- [The request] For every line in the data below that contains "Devamsızlık", copy the line.

Begin Dataset excerpts

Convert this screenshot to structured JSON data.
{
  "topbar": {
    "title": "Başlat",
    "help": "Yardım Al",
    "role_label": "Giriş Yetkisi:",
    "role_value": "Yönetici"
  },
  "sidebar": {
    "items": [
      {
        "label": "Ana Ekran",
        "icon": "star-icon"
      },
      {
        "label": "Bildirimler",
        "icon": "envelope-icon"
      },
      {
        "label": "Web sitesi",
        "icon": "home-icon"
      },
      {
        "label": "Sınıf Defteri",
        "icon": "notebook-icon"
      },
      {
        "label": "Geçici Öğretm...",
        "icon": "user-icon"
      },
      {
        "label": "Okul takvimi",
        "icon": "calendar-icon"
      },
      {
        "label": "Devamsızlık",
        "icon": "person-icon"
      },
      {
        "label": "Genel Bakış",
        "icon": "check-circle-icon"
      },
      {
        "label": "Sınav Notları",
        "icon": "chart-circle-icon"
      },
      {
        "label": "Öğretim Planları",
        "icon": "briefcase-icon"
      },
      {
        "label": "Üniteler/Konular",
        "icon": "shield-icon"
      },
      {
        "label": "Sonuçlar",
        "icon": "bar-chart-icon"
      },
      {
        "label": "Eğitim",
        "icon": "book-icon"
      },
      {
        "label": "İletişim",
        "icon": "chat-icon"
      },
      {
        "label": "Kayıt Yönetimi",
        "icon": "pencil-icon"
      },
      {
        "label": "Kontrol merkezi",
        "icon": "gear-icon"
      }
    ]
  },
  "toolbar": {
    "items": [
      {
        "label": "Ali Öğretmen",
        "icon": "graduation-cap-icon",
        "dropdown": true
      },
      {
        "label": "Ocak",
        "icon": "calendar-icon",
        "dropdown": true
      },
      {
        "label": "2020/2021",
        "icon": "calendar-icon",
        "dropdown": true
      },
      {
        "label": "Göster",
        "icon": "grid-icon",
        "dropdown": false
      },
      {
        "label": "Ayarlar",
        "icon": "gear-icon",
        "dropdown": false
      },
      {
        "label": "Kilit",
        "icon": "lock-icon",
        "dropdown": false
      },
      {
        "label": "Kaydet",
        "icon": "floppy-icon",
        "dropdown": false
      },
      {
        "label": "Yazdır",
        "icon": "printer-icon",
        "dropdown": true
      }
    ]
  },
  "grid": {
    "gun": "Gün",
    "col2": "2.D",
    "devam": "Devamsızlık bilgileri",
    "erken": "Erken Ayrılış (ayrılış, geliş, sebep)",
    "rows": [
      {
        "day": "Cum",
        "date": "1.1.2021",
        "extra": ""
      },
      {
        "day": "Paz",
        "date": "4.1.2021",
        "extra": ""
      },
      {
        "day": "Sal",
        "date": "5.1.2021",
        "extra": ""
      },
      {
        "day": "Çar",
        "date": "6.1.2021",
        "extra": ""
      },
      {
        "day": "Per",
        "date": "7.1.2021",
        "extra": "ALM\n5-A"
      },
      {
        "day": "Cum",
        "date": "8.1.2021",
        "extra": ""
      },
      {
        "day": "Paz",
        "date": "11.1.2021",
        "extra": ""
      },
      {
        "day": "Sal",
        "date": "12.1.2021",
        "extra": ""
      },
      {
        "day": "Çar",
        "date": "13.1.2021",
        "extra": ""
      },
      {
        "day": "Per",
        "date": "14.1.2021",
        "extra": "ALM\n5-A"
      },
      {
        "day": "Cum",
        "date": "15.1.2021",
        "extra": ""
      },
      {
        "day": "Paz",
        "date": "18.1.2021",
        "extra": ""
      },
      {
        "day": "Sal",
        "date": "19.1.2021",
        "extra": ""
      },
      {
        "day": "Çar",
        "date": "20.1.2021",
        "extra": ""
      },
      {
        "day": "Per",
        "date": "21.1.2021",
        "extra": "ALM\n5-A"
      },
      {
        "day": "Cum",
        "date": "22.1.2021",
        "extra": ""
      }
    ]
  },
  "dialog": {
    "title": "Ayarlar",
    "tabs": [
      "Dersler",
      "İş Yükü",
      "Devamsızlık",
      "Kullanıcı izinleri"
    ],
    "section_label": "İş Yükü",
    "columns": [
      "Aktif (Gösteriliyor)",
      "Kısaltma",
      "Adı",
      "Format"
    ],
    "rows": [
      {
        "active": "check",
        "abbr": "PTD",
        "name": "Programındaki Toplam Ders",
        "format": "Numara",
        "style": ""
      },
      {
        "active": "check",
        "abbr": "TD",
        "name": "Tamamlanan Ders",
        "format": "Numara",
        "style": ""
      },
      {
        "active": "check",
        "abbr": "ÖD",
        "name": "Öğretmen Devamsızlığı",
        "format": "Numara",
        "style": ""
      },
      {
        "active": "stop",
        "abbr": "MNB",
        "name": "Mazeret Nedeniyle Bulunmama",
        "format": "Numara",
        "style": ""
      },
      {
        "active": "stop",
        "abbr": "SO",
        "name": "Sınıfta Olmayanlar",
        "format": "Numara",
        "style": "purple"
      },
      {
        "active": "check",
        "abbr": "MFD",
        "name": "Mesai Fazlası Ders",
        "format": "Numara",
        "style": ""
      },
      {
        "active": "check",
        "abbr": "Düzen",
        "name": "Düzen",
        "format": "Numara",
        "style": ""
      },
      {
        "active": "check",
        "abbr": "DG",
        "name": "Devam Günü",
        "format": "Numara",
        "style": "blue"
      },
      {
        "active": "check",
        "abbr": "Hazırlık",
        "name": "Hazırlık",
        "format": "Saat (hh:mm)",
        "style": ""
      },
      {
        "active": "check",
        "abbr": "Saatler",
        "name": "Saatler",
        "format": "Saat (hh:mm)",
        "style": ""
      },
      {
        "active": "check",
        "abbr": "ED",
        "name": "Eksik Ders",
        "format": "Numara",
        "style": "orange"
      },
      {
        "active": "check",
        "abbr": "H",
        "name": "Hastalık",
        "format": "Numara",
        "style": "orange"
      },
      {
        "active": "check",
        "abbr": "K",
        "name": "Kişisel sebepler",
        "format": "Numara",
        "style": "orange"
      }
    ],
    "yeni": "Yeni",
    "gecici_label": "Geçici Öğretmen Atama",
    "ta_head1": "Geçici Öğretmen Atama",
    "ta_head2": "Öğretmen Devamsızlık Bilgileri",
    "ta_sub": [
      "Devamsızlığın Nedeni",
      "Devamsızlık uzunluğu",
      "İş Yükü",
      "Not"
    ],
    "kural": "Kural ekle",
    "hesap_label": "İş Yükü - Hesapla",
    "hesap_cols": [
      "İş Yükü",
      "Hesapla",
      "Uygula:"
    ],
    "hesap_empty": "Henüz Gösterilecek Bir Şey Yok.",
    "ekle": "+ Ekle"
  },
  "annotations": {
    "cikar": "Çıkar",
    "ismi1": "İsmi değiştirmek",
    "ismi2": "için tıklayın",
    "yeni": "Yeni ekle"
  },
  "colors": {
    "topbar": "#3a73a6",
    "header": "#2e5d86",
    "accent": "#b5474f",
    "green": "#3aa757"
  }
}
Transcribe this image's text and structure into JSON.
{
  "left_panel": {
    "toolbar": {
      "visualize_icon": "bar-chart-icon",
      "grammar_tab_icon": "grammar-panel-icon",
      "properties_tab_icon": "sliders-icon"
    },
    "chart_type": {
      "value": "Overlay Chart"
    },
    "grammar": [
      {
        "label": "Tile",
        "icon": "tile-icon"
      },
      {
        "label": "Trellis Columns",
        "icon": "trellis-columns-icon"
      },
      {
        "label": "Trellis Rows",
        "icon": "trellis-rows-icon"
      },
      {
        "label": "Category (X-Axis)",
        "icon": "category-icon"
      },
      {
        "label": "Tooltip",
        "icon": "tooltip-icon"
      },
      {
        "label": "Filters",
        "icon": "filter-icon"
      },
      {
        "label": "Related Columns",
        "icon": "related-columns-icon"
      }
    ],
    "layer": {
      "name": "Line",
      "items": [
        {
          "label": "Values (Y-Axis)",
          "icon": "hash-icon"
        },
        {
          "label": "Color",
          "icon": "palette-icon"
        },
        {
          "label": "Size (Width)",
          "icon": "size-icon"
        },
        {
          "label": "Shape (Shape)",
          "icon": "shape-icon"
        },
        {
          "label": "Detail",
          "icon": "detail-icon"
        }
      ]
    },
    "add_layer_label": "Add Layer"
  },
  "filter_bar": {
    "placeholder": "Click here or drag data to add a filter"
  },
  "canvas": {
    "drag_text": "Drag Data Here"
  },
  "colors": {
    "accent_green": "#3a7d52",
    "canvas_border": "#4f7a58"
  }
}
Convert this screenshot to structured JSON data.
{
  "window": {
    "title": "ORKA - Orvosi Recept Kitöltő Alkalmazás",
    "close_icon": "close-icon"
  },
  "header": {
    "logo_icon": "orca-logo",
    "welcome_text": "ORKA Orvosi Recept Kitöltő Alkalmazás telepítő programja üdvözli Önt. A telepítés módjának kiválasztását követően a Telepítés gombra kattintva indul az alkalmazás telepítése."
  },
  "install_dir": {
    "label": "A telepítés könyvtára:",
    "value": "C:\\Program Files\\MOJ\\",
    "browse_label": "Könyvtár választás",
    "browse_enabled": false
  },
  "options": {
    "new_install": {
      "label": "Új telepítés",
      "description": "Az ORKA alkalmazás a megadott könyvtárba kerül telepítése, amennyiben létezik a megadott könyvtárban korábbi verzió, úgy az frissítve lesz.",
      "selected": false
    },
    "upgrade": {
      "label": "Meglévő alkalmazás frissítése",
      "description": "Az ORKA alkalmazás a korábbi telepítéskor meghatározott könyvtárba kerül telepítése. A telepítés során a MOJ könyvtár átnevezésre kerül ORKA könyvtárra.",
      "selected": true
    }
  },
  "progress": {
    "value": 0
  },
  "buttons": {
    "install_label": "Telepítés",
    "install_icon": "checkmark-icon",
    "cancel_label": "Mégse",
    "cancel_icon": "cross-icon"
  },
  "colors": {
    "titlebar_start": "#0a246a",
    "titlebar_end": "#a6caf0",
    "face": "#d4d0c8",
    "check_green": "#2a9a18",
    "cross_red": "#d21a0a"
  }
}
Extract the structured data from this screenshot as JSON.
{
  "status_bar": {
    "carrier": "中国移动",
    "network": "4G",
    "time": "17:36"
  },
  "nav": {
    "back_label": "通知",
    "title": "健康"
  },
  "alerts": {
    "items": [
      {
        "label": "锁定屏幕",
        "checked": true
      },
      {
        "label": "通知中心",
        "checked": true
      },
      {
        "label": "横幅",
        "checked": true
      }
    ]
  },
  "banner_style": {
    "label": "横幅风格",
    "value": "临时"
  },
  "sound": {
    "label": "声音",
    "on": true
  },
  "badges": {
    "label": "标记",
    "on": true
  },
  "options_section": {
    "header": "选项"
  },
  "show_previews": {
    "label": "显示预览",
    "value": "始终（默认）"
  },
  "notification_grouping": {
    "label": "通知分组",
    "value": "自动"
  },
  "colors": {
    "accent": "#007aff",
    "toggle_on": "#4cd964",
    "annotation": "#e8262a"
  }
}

End Dataset excerpts

- [Solution below]
        "label": "Devamsızlık",
    "devam": "Devamsızlık bilgileri",
      "Devamsızlık",
    "ta_head2": "Öğretmen Devamsızlık Bilgileri",
      "Devamsızlık uzunluğu",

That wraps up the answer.